*EXERCISES*.
[1] From the letter on AWA fundraising, quote the stretch from "The AWA emerged" through "creativity, and support.".
[2] In the letter on AWA fundraising, what was the name of the writer's first group?

*SOURCE TEXT*.

◇ ◇ ◇

Photo by Chris Briggs

(A letter from Katherine Cerulean — please note these are only my opinions and not those of the AWA leadership team as a whole)

Recently someone asked if the Athens Writers Association’s fundraising was ‘dead in the water’.   They probably didn’t mean it in a negative way but it made me realize I’d never fully explained my philosophy about money and the AWA.  So indulge me if you will.

The AWA emerged from the shadows of my first group, How to Come Alive: Living Your Dreams in Athens.  Both ‘Come Alive’ and the AWA share the same philosophy — encouraging each other to be the best we can be, sharing our journeys and knowledge to help others succeed, and forming a whole that is a beacon of excitement, creativity, and support.

The mistake in believing our fundraising was ‘dead in the water’ is that it assumes I ever let it out for a swim to begin with.  I didn’t.  If you see some value in the AWA and what we’re doing here, it is because of a plan and a philosophy.

I want you to feel encouraged and welcome at every AWA event, website, and meeting — and never feel like a consumer.  We are co-creators of something grand here.

From the beginning, I didn’t want to charge any money for members to belong to our page (our only significant cost).  I’d visited Meetup pages that asked for $5 or $10 dollars off the bat, before you even attended one meeting, and I couldn’t help feeling a little discouraged and put off, even though they were probably worth it.  I even felt (and still feel) that a donation box at meetings could have a dampening effect on joy and creativity.


The conversation has come up about all the cool things we could do (prizes we could offer, equipment we could buy, etc.) if we had a treasury.  And I’m in no way against anyone who wants to raise money or buy us things, but there are four reasons it kind of goes against my philosophy (and this is just me, we have lots of other important voices in the AWA) —

  1. Fundraising takes time (actually, secret of the universe: everything takes time).  If I’m gonna spend time on the AWA, I want to get the most bang for my buck (pun intended).  I want to put on a workshop, or a public reading, or edit a book of local authors for publication.  If I was a new member, these are the things I’d most like to have and they are free (or nearly so).

◇ ◇ ◇

Element region listings:
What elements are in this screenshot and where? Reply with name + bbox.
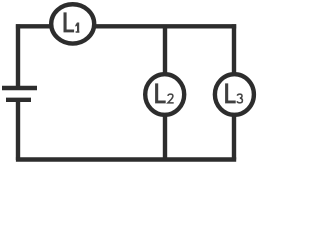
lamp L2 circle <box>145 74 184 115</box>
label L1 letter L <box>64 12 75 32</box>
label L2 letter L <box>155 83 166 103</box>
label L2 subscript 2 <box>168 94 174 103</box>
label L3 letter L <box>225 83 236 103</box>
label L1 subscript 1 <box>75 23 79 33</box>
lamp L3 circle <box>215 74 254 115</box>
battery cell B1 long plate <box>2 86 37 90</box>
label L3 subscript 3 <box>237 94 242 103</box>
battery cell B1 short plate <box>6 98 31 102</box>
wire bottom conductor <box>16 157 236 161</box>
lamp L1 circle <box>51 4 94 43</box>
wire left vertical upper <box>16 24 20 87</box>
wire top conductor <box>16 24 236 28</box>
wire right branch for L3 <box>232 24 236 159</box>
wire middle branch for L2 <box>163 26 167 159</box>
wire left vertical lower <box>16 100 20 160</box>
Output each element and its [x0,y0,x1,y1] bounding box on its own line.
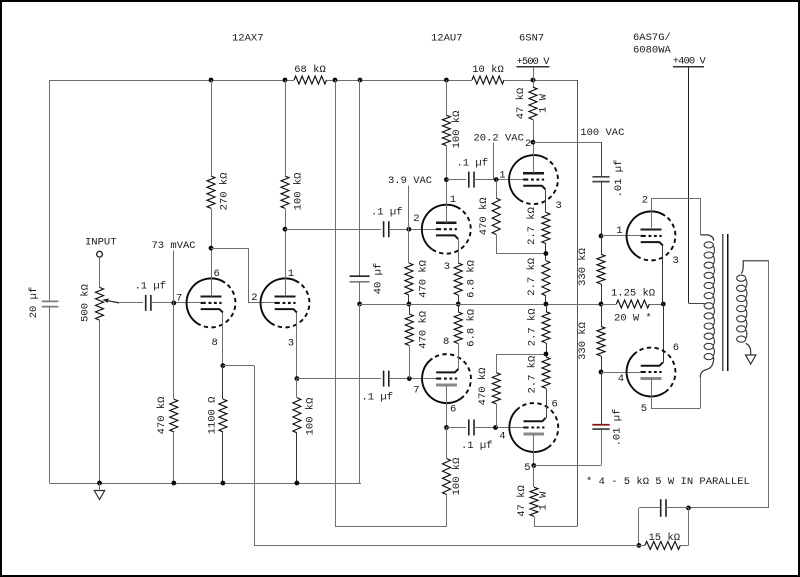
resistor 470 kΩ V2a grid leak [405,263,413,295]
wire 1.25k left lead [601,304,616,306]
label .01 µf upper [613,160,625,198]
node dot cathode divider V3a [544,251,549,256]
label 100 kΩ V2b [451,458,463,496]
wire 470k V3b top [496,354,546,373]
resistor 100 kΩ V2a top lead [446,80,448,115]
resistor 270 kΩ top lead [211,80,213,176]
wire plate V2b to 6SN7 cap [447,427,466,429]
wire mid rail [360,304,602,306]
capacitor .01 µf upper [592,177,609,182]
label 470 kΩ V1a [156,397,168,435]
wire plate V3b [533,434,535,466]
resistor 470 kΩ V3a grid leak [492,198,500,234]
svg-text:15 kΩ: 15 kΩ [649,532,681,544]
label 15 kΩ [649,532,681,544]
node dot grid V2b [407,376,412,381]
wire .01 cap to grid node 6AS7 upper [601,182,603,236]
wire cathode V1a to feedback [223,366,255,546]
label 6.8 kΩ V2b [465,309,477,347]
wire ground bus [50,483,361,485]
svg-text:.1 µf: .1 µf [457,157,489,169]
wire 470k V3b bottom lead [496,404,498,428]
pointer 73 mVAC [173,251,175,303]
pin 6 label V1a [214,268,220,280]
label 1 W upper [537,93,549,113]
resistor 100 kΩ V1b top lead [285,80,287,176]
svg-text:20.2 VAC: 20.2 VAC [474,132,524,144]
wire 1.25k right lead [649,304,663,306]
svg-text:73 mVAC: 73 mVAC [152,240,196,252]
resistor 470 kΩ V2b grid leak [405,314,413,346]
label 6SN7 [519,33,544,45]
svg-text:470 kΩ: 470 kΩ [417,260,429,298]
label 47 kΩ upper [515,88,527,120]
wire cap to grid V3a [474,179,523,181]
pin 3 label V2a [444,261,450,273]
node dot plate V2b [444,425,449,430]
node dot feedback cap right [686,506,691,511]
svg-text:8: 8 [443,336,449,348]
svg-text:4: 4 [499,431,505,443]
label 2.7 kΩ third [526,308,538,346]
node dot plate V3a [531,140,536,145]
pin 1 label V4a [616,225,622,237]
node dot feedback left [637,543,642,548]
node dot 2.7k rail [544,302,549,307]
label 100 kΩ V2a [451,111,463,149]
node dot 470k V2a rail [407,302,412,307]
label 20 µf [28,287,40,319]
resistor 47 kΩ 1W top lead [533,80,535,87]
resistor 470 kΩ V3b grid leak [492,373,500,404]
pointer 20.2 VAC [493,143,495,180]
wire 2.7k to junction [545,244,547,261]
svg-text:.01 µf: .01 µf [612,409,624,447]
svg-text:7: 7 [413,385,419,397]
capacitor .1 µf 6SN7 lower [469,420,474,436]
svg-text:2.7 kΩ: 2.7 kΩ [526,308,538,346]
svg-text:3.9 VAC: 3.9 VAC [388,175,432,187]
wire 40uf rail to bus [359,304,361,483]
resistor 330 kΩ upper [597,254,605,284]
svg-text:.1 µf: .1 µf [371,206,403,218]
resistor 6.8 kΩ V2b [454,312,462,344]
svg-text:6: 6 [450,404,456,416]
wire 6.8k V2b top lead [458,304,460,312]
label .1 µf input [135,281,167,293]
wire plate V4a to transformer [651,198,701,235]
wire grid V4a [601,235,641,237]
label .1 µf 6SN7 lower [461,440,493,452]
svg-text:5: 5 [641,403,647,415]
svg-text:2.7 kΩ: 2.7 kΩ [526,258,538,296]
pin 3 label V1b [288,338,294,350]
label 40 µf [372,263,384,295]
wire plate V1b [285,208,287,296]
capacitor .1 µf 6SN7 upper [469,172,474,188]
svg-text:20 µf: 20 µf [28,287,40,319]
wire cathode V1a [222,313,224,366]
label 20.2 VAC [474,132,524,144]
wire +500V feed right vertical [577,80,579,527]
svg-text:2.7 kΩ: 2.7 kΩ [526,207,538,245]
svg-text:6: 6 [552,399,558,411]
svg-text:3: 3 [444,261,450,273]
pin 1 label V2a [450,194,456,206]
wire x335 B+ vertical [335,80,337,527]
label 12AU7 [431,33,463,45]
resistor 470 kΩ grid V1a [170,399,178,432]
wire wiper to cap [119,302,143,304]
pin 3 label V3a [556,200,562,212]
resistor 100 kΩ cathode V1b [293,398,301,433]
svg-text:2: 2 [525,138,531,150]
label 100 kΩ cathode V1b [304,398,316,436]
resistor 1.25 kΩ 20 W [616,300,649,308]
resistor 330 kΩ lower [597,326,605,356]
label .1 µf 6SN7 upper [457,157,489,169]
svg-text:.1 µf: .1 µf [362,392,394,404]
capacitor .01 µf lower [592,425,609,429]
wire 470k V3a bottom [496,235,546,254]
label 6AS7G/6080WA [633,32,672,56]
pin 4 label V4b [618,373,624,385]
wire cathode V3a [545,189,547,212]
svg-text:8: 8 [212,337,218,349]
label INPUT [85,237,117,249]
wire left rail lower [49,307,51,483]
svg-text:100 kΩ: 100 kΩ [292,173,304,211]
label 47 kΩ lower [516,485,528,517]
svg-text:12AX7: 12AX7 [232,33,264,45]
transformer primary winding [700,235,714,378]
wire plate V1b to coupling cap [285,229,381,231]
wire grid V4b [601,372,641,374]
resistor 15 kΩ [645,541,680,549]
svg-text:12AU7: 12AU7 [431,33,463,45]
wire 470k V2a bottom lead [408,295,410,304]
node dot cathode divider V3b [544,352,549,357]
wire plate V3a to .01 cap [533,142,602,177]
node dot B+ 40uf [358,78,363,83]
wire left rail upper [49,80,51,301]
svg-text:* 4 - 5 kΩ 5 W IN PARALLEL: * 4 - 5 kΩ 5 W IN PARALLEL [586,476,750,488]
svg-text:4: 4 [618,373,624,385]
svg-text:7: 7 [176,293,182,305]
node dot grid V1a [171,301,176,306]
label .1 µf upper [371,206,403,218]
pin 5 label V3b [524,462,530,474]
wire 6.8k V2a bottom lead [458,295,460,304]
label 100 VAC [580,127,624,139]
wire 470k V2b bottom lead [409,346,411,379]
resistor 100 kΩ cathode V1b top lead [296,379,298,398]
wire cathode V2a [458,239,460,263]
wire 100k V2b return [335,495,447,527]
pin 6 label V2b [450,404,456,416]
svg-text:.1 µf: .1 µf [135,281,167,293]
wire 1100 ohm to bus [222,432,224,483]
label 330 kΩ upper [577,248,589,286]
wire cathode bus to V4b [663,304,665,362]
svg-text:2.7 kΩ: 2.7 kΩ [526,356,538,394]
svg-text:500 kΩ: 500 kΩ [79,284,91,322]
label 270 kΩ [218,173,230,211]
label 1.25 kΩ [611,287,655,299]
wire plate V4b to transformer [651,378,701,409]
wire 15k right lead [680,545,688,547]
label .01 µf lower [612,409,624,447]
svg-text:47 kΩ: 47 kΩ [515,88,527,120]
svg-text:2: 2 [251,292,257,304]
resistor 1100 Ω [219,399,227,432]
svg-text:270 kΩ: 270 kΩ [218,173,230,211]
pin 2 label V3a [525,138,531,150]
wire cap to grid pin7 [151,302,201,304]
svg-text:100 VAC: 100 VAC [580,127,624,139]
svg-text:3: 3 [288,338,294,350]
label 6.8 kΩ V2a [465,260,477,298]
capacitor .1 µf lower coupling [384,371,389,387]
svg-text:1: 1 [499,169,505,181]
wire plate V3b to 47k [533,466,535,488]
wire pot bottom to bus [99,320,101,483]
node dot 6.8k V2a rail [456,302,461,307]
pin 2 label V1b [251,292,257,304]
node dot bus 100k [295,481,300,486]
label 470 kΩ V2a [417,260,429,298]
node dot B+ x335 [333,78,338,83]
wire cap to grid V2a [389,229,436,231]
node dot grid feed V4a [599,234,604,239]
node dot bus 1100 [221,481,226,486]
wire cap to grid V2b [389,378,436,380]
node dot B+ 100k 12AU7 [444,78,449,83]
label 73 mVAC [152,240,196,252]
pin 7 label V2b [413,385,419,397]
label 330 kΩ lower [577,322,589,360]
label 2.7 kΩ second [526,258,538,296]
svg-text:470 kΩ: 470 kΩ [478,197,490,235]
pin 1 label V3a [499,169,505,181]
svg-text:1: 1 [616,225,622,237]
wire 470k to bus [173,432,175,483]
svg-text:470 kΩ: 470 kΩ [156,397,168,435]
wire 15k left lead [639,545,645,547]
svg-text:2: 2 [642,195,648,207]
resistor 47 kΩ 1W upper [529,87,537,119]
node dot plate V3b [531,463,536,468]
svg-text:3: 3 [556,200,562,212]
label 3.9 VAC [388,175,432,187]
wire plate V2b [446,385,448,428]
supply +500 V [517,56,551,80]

◇ ◇ ◇

*ANSWER SET*.
[1]
The AWA emerged from the shadows of my first group, How to Come Alive: Living Your Dreams in Athens.  Both ‘Come Alive’ and the AWA share the same philosophy — encouraging each other to be the best we can be, sharing our journeys and knowledge to help others succeed, and forming a whole that is a beacon of excitement, creativity, and support.

[2] How to Come Alive: Living Your Dreams in Athens